* _Data for processing_
>> Start

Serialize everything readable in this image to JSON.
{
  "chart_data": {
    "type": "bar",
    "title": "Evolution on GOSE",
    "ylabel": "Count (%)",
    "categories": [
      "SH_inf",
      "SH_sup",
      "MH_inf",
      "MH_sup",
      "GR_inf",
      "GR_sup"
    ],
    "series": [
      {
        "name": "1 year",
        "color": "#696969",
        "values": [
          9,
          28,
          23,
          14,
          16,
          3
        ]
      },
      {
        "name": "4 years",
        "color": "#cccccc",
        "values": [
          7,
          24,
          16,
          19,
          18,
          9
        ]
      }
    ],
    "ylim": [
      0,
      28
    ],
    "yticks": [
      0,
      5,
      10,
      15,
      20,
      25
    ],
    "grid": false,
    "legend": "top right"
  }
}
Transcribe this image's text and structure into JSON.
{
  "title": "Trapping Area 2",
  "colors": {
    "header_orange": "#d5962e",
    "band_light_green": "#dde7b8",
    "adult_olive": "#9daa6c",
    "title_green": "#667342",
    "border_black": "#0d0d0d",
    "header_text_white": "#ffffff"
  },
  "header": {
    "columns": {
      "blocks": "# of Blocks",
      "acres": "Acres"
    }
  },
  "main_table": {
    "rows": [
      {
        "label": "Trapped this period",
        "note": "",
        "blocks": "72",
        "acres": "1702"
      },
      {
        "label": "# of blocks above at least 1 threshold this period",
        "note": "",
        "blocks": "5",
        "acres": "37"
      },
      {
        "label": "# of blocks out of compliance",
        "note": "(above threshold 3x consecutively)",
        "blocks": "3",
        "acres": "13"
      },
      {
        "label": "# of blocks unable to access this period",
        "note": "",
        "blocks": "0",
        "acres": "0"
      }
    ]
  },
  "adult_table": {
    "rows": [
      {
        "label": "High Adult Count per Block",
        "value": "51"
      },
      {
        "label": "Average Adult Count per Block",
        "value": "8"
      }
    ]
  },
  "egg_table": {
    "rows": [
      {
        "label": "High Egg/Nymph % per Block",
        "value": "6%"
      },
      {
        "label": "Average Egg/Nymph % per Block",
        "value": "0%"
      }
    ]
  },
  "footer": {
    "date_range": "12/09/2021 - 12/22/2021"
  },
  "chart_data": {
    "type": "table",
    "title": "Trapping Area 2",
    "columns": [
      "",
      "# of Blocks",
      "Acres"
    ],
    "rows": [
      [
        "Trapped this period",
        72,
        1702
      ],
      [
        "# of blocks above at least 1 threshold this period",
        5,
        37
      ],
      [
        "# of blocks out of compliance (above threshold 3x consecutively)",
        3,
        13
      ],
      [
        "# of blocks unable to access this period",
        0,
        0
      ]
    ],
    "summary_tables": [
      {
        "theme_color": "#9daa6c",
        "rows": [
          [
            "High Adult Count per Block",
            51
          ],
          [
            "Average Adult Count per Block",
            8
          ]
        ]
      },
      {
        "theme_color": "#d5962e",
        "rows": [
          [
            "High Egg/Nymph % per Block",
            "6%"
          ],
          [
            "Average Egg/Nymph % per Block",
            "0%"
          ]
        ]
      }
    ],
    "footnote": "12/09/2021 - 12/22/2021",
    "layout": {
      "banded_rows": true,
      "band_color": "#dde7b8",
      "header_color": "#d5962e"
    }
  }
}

>> End

* _Challenge_
Only the count is needed: the number of lines in the data that include the word "Trapping".

* _The reply_
2